→ **DESCRIPTION OF THE TASK**
Check every line of the entries that follow, and copy the ones containing "Agree".

→ **MATERIAL SUPPLIED**
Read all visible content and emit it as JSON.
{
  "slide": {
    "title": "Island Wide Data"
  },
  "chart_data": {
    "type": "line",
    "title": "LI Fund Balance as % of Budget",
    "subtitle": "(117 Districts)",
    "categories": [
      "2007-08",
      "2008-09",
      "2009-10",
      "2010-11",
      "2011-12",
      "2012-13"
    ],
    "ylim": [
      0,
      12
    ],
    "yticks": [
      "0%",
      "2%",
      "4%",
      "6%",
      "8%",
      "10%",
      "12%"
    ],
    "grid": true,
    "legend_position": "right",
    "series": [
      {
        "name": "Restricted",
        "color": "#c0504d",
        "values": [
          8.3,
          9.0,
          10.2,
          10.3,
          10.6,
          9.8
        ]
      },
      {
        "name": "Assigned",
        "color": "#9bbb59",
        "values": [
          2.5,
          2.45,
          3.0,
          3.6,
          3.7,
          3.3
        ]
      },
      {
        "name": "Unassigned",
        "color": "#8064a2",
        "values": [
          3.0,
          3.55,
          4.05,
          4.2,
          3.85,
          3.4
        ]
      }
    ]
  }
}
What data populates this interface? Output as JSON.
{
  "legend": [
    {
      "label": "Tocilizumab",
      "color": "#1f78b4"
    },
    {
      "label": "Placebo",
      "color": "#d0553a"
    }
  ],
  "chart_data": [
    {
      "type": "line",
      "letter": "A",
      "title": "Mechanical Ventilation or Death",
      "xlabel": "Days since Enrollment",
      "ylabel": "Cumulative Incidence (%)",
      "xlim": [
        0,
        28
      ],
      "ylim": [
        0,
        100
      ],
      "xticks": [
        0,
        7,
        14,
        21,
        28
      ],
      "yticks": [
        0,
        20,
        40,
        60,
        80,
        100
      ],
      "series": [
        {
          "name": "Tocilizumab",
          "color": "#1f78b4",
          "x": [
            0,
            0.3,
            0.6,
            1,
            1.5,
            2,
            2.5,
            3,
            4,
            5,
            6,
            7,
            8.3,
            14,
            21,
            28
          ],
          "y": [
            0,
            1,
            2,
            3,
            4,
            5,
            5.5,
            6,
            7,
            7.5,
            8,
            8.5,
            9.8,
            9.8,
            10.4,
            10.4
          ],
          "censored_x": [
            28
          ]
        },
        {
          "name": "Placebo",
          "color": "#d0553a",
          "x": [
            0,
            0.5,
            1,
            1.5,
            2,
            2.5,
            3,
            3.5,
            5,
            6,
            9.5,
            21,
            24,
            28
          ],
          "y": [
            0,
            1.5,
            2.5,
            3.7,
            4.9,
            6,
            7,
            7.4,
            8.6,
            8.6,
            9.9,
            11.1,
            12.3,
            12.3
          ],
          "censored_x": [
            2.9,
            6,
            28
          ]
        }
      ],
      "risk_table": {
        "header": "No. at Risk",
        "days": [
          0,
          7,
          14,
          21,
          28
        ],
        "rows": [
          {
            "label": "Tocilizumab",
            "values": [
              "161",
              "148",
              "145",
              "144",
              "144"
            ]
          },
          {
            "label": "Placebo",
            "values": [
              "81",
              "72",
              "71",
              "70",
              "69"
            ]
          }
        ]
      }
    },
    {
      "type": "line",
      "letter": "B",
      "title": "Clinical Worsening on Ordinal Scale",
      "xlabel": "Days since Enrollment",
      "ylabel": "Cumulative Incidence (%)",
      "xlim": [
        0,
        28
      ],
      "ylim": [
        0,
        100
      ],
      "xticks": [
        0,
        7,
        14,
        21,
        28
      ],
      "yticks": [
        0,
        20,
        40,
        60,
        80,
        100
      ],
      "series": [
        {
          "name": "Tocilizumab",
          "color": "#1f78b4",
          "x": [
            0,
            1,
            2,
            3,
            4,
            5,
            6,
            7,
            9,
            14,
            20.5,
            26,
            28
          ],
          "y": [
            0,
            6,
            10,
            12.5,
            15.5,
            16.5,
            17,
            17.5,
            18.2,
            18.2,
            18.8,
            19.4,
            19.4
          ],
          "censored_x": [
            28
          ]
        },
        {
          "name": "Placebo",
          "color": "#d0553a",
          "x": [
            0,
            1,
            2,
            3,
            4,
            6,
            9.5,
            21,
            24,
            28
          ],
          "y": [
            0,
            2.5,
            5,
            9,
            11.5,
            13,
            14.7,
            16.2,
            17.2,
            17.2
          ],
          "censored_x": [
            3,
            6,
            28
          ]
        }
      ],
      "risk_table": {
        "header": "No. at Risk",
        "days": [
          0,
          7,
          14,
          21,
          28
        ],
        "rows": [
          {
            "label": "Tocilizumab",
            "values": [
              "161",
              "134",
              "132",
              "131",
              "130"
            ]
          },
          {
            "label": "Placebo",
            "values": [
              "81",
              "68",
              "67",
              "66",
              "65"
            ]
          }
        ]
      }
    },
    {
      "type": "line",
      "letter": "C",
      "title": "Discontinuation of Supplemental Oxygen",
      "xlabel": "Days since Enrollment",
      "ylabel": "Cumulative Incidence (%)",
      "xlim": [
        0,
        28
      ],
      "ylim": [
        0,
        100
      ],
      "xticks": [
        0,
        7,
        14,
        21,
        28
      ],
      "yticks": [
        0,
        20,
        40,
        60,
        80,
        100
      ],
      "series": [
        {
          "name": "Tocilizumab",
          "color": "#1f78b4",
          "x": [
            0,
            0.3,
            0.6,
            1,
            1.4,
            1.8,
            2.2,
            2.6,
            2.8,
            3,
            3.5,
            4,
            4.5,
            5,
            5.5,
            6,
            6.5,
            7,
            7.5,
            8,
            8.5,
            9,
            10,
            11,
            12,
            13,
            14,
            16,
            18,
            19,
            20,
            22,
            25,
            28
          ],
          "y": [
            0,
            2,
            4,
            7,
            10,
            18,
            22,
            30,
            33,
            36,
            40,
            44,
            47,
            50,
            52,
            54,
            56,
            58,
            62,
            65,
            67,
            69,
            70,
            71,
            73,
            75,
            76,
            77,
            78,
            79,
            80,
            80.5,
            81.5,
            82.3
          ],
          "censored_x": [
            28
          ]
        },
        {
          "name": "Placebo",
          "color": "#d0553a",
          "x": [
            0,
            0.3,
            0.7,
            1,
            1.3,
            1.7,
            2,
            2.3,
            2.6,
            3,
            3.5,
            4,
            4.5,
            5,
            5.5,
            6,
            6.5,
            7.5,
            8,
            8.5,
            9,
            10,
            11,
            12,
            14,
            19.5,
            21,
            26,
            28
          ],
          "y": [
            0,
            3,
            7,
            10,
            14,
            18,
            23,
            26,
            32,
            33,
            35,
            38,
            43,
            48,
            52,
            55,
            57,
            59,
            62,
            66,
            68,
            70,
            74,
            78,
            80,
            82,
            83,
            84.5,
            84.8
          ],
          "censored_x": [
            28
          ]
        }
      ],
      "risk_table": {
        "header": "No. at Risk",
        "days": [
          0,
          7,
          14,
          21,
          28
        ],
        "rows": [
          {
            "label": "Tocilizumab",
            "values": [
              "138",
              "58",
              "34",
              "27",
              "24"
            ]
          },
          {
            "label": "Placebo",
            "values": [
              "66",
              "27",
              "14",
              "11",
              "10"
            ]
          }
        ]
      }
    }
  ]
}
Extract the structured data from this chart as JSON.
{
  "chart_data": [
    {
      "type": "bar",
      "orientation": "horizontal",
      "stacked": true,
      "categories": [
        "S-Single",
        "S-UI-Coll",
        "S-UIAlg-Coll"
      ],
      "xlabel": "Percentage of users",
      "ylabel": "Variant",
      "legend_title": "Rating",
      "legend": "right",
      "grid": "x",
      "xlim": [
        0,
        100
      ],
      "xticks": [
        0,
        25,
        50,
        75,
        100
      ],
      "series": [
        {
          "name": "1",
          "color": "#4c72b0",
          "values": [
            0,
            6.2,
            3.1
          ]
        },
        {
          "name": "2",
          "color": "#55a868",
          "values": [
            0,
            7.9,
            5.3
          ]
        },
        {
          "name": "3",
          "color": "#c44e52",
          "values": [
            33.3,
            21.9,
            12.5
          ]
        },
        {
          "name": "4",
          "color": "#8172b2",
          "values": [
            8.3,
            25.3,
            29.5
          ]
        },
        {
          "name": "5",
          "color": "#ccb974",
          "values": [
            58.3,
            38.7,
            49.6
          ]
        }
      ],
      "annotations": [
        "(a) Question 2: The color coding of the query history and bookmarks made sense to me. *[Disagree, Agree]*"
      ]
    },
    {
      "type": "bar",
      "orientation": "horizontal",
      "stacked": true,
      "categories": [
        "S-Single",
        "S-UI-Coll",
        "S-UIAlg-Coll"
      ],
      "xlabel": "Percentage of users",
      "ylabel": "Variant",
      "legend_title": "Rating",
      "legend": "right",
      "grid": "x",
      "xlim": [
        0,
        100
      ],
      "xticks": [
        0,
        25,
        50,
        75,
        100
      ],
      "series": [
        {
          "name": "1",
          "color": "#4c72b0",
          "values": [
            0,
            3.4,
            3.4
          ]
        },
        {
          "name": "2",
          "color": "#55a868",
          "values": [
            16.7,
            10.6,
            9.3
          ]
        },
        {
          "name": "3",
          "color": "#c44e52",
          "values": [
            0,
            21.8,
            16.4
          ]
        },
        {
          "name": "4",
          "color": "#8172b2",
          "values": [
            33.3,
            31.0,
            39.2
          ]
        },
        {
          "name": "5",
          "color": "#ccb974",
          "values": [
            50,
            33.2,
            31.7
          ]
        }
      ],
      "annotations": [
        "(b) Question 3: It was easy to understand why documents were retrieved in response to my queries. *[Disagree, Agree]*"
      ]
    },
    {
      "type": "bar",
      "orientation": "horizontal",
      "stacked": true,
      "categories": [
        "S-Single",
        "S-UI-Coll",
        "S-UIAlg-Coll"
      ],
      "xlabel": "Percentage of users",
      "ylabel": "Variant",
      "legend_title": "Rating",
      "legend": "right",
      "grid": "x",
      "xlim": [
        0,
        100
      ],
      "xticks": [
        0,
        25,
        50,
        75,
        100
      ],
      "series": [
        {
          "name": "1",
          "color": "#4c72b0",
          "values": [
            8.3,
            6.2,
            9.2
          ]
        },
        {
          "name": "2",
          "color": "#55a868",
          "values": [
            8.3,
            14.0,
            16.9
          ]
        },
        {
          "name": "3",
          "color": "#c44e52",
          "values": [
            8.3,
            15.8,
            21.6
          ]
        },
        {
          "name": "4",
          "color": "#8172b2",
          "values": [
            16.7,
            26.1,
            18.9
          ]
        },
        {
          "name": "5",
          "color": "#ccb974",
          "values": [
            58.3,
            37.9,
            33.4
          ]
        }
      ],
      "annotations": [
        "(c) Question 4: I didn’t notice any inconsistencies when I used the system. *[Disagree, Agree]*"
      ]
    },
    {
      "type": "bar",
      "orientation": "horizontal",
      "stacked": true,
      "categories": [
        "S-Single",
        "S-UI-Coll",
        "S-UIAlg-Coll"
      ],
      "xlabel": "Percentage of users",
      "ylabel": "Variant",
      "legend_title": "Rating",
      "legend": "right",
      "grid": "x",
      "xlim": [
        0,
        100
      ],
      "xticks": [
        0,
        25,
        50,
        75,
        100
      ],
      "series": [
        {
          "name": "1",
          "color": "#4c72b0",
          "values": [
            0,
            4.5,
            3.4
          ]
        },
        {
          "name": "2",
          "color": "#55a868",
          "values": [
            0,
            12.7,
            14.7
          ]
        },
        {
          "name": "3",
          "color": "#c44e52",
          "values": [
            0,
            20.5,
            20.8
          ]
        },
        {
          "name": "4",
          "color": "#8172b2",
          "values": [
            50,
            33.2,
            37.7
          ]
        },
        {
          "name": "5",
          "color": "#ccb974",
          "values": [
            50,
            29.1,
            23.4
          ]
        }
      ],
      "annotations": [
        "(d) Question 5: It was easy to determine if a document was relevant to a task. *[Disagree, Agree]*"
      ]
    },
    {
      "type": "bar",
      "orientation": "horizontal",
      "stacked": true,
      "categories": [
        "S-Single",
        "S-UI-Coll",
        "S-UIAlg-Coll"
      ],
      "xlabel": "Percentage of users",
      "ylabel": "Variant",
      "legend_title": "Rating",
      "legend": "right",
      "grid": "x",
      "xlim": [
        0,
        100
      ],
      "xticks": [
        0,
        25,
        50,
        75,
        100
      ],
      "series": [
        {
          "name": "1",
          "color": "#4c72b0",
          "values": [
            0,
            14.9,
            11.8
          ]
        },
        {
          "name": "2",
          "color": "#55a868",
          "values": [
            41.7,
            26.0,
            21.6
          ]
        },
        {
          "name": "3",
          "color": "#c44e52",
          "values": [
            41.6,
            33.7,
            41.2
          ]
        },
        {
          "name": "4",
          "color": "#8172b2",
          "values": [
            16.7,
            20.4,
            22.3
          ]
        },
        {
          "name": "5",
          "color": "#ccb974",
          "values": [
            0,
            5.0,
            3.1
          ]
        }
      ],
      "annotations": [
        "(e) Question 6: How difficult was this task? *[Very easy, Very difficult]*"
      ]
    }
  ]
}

→ **CORRECT RESPONSE**
        "(a) Question 2: The color coding of the query history and bookmarks made sense to me. *[Disagree, Agree]*"
        "(b) Question 3: It was easy to understand why documents were retrieved in response to my queries. *[Disagree, Agree]*"
        "(c) Question 4: I didn’t notice any inconsistencies when I used the system. *[Disagree, Agree]*"
        "(d) Question 5: It was easy to determine if a document was relevant to a task. *[Disagree, Agree]*"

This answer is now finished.